Dataset records

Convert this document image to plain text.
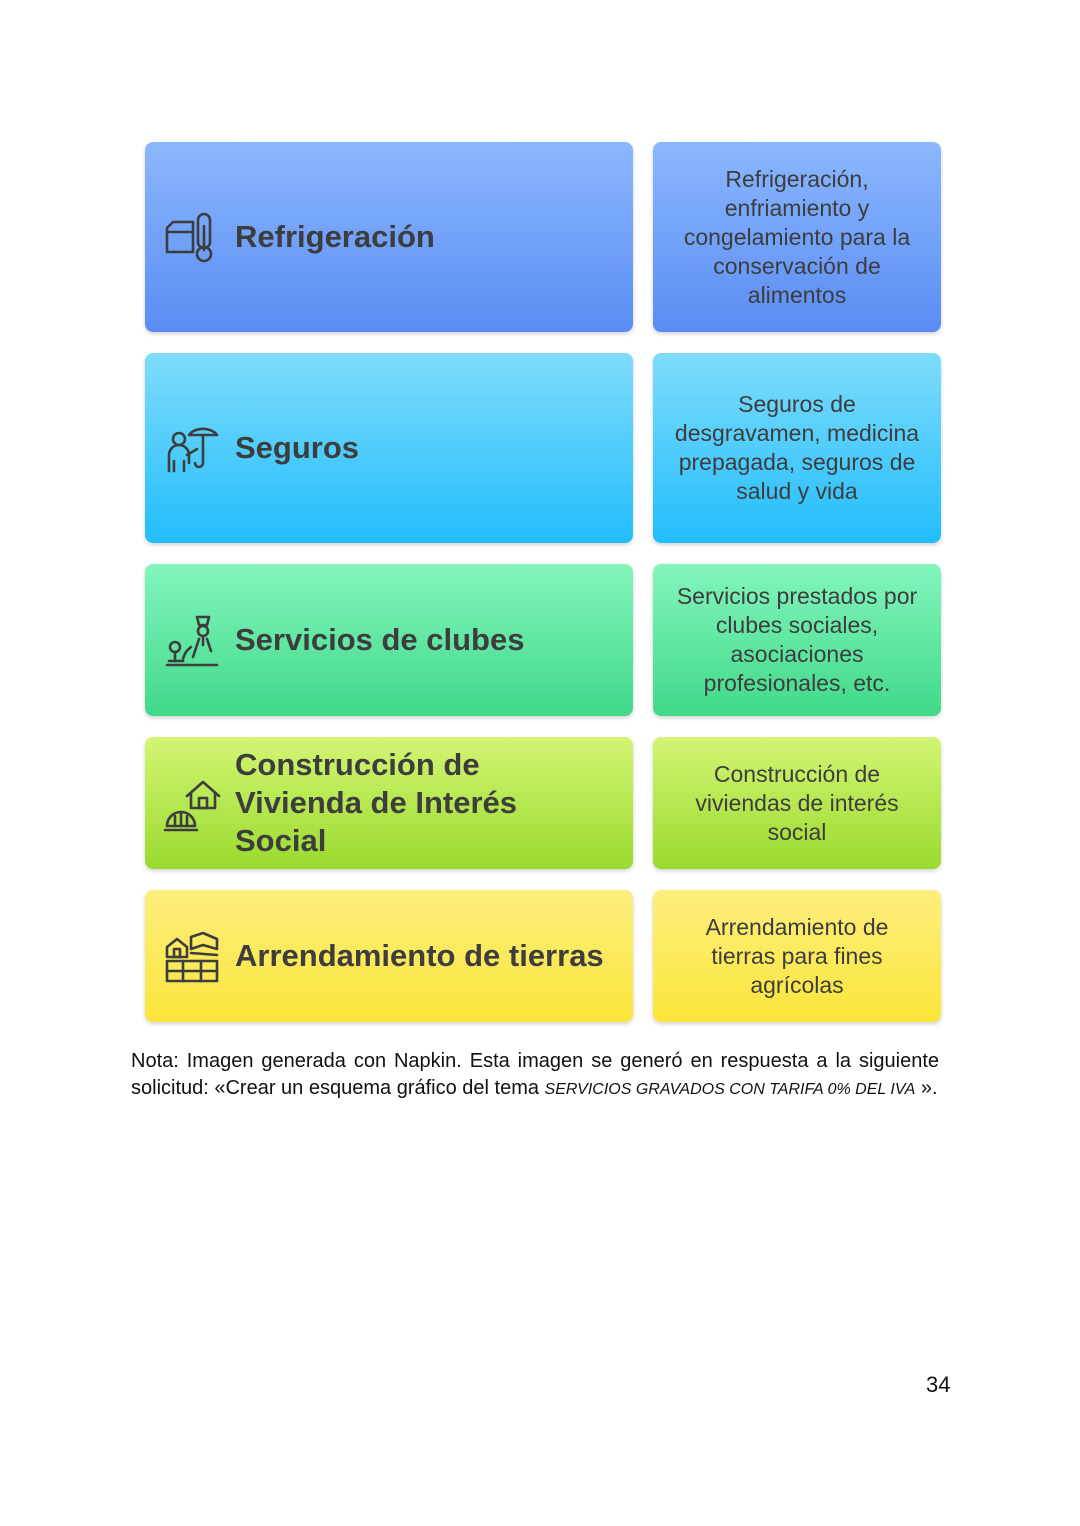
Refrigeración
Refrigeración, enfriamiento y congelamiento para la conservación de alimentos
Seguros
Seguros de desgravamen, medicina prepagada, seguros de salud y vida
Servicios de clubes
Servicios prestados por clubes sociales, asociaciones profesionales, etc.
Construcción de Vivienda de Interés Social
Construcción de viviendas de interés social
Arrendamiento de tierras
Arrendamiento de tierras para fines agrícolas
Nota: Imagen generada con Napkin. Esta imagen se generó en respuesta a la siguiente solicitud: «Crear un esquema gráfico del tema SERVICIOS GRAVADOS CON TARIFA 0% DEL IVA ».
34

---

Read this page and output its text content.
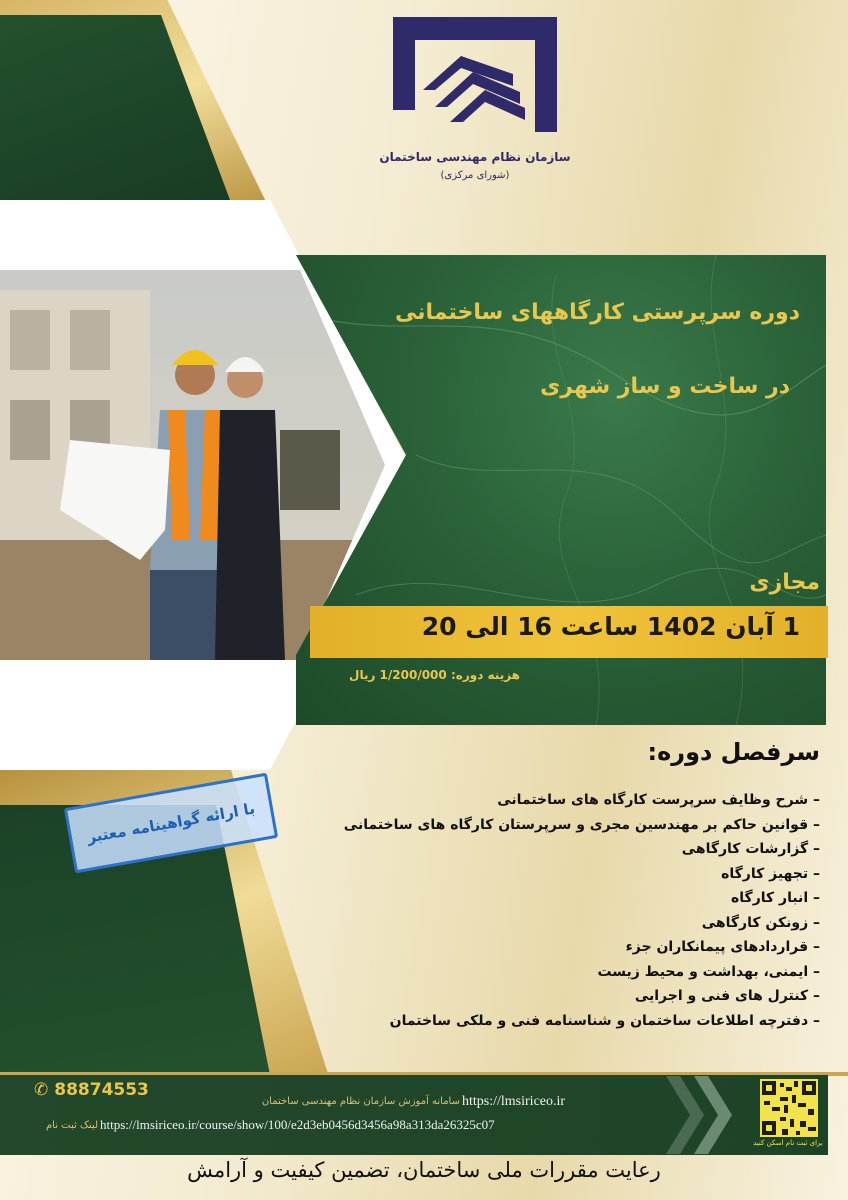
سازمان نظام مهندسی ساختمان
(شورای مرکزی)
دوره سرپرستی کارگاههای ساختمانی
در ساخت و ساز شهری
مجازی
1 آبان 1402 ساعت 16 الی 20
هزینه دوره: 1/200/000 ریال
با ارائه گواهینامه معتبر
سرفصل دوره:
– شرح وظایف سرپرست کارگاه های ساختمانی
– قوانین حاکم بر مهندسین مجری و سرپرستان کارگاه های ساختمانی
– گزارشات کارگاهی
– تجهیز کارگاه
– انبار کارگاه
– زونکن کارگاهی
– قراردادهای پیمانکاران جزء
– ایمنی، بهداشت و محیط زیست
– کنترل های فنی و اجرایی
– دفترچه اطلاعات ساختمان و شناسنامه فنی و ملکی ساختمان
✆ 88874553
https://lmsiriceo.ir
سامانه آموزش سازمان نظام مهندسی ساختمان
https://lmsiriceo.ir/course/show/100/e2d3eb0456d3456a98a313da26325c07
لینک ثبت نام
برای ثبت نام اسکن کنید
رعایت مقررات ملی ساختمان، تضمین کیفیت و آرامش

▶ [Written problem]
Using the listing, copy every line where the word "clubes" shows up.

▶ [Exercise solution]
Servicios de clubes
Servicios prestados por clubes sociales, asociaciones profesionales, etc.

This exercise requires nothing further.